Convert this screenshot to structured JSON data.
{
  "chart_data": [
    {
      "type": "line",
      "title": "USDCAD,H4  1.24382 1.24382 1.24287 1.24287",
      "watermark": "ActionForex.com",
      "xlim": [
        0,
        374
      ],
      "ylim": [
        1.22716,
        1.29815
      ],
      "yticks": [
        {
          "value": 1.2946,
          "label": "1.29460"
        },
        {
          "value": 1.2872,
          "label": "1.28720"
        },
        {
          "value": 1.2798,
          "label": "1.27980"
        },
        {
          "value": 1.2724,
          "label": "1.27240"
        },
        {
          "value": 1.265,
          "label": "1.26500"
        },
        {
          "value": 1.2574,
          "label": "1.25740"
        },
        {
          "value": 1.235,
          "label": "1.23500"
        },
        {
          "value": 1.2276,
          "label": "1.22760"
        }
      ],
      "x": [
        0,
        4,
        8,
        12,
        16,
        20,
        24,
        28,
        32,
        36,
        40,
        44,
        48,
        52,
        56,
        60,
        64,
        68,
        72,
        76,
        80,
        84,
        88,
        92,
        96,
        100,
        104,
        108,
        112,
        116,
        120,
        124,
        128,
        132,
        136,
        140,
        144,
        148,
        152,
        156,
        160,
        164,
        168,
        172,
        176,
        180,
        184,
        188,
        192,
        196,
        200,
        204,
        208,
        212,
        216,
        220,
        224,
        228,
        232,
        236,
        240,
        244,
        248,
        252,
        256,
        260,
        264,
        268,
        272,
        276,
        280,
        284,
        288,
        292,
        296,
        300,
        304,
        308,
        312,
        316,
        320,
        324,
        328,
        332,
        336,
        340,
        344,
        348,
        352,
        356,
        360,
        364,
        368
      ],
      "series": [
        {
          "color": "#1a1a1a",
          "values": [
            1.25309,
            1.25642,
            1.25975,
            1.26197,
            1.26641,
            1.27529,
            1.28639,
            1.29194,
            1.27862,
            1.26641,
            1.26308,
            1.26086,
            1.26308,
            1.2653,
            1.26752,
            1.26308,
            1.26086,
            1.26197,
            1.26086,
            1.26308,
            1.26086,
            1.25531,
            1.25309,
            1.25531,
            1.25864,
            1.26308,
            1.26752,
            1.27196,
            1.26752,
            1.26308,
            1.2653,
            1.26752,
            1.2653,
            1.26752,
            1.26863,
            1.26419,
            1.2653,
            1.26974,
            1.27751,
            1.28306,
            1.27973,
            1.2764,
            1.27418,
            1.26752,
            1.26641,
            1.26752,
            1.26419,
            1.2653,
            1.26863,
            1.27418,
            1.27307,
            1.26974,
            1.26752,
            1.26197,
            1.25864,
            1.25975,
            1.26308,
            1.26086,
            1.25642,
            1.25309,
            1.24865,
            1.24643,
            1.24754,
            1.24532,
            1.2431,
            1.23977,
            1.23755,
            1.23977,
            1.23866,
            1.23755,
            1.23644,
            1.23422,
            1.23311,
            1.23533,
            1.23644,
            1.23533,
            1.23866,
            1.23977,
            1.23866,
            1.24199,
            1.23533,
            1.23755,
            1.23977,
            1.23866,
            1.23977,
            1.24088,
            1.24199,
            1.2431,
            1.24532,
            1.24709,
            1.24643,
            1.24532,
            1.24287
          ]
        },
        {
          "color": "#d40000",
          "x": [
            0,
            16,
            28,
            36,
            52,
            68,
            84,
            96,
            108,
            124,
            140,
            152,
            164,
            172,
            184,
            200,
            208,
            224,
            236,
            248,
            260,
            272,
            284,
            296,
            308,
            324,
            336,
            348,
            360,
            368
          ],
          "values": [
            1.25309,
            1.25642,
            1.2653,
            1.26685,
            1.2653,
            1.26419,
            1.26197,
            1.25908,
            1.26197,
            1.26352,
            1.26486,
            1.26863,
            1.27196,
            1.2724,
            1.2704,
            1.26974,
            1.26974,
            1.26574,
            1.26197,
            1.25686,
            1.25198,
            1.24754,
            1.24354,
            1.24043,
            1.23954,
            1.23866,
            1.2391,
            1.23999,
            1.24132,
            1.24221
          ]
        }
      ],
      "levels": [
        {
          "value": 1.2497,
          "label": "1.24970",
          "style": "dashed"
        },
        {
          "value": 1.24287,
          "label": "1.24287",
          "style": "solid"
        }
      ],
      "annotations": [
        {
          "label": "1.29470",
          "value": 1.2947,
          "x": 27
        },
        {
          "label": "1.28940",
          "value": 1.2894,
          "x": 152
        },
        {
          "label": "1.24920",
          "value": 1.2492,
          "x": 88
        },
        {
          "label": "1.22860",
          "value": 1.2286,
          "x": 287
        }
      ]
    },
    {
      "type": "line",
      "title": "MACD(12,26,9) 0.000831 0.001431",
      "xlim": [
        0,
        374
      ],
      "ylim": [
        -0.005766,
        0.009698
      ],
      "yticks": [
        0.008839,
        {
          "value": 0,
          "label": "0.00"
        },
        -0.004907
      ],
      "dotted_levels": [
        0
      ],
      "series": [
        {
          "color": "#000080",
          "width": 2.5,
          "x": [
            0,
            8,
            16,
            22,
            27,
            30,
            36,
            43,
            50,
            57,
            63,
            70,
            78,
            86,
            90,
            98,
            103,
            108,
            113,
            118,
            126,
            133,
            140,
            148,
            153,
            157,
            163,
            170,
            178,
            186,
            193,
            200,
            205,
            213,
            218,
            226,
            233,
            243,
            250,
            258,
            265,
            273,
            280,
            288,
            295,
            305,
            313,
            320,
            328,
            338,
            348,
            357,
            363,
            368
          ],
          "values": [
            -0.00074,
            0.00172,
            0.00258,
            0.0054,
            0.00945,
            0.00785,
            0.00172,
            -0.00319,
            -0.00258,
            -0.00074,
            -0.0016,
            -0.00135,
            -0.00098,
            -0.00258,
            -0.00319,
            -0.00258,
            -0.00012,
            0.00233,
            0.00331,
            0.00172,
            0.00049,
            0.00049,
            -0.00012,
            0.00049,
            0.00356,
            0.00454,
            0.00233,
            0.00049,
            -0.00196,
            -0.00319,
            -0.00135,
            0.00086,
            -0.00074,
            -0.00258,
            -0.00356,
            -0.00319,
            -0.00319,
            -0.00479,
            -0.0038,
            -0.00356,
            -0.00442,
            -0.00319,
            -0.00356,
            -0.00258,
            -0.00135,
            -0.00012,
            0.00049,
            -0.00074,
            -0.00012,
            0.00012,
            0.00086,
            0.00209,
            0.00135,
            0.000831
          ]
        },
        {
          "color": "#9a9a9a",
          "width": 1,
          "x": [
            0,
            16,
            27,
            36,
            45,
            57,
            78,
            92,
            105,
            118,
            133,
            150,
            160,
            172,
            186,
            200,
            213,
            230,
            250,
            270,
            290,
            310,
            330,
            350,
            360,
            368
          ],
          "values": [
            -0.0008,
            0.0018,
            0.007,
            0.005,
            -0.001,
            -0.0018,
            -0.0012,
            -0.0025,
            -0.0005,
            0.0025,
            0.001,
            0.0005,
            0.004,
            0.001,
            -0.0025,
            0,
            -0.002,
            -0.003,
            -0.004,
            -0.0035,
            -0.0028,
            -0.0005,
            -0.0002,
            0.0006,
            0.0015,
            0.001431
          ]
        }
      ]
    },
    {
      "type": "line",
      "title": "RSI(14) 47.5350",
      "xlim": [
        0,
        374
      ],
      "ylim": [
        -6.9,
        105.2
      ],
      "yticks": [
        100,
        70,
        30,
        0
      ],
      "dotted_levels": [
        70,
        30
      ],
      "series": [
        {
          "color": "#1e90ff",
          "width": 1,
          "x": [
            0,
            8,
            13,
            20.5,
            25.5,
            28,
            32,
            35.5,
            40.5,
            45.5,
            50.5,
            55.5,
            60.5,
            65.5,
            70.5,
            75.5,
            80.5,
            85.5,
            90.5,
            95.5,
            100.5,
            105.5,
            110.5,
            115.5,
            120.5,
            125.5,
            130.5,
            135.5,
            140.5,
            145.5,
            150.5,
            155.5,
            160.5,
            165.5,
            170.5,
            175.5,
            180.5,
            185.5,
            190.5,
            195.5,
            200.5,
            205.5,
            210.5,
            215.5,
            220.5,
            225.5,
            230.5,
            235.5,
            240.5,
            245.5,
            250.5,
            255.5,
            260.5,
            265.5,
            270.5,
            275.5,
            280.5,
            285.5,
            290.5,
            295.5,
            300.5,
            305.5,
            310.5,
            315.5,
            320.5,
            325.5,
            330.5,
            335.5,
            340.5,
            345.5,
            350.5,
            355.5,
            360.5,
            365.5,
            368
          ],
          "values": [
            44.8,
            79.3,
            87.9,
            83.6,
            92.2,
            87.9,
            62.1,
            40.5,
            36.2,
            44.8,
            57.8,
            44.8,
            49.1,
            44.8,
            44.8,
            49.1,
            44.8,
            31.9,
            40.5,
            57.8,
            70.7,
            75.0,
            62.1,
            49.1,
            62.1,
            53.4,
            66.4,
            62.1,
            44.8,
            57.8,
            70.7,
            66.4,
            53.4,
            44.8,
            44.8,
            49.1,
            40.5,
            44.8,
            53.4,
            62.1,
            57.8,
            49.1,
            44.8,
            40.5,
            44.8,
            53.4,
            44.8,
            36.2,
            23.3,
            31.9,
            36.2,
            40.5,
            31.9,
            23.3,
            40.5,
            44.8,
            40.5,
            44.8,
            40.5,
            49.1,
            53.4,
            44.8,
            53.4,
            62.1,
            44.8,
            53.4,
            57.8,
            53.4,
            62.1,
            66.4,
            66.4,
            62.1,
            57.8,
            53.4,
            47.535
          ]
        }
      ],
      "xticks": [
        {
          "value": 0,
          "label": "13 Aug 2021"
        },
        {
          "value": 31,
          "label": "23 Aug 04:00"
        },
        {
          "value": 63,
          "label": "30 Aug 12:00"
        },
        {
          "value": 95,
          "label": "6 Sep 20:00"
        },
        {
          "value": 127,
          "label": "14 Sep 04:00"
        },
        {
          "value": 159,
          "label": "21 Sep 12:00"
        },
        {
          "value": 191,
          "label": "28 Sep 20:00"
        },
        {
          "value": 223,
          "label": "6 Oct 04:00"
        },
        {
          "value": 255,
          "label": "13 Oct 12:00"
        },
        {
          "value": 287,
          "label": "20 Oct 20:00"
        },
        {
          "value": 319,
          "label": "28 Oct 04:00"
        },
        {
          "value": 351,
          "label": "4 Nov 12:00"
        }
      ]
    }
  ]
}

※ ※ ※

• What you should do: Search the lines for "color". Copy each line that has it.

• Result of the exercise:
          "color": "#1a1a1a",
          "color": "#d40000",
          "color": "#000080",
          "color": "#9a9a9a",
          "color": "#1e90ff",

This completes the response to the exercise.